=== Records provided ===
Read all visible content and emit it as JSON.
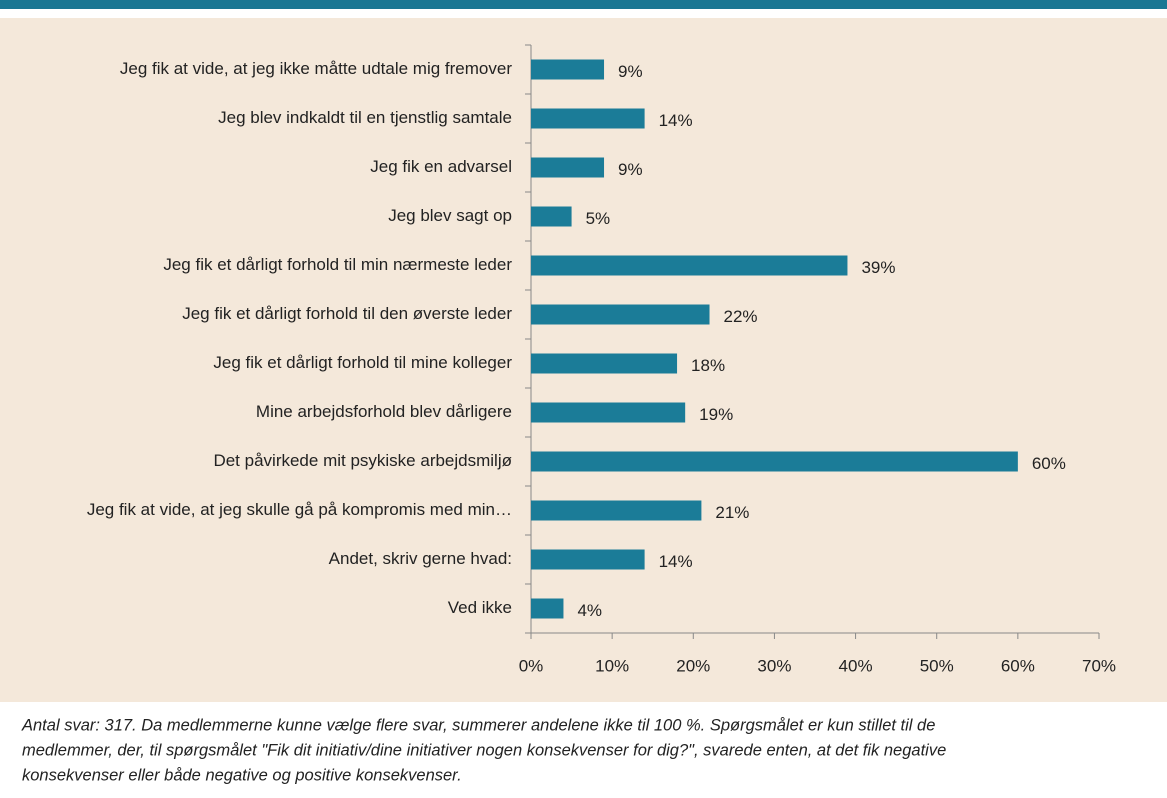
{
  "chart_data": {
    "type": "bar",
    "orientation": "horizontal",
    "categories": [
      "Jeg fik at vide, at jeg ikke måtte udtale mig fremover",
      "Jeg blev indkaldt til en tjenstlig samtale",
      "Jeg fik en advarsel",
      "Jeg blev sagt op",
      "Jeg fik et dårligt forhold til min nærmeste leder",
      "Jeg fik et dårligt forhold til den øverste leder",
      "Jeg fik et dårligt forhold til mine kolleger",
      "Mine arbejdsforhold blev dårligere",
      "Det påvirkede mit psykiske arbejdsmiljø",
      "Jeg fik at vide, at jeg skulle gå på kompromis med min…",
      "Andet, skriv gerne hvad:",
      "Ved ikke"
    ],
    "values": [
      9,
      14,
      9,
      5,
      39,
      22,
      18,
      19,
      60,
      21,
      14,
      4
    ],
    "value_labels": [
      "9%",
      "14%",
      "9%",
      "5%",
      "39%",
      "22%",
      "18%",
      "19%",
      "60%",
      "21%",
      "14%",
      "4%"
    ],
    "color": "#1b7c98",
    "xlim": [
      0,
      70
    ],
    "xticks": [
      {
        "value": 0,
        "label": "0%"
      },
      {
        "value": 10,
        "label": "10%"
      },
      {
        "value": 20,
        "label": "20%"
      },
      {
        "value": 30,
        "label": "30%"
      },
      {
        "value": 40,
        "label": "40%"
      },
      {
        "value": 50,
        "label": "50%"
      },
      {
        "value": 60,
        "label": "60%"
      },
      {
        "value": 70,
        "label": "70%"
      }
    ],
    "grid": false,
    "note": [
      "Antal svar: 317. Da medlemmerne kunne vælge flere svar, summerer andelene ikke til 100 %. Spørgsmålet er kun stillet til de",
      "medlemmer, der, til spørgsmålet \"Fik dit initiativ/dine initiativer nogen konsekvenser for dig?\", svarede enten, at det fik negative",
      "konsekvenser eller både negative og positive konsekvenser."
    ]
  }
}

...

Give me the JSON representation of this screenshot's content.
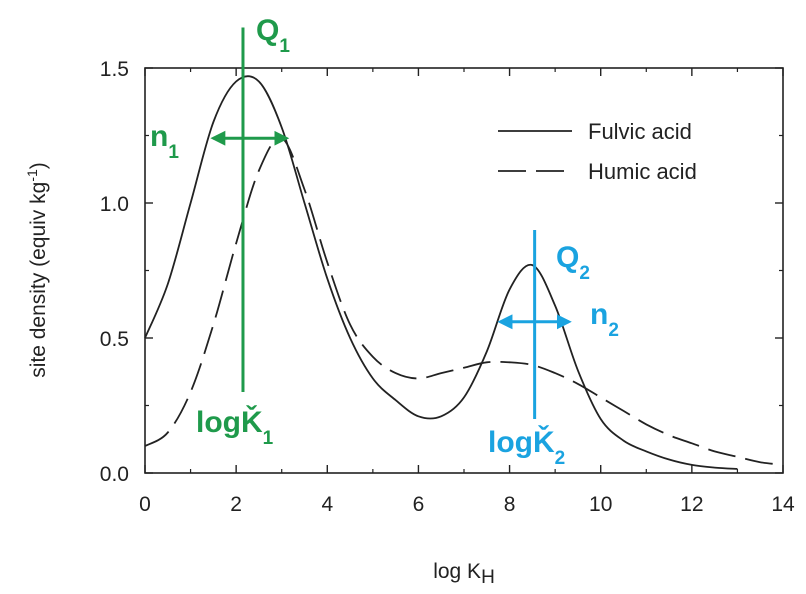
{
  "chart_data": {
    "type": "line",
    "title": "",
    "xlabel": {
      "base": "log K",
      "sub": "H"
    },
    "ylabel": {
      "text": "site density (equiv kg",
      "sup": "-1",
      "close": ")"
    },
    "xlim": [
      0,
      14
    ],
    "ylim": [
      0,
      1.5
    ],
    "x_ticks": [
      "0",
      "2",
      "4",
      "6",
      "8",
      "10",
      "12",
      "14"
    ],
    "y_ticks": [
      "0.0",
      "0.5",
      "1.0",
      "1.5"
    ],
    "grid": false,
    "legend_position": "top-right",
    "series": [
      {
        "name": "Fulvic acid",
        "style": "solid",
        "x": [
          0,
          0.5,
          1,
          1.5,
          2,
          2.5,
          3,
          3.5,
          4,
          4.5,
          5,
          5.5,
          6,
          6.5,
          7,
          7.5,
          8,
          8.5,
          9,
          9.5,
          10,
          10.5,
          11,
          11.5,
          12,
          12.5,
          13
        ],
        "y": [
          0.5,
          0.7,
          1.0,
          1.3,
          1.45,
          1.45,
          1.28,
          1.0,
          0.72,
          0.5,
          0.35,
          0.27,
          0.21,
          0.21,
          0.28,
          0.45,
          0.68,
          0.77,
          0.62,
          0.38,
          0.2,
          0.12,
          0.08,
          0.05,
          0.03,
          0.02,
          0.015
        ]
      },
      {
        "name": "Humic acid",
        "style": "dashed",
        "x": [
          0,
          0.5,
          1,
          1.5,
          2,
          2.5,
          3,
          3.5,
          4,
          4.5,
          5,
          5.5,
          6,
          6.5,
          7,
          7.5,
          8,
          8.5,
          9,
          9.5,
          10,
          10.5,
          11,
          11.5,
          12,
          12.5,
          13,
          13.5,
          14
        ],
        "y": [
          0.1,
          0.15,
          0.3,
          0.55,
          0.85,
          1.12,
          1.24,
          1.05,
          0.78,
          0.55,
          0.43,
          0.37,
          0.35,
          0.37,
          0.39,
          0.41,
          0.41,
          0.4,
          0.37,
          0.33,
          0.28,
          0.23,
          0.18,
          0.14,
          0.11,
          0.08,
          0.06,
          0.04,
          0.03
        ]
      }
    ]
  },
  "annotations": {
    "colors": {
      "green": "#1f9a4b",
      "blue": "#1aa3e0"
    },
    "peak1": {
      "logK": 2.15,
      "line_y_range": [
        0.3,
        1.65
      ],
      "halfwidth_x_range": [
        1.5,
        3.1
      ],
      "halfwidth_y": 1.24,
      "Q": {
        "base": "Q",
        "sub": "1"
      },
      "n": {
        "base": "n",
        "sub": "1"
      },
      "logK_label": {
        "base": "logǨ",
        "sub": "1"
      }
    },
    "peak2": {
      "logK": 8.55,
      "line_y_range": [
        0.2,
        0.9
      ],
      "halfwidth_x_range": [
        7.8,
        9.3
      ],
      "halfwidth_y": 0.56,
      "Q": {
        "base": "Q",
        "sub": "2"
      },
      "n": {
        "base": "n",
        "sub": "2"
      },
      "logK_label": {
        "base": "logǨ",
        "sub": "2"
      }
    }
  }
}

=== Stated goal ===
All lines that include "JSON" are to be gathered and copied.

=== Result of the task ===
Read all visible content and emit it as JSON.
Give me the JSON representation of this screenshot's content.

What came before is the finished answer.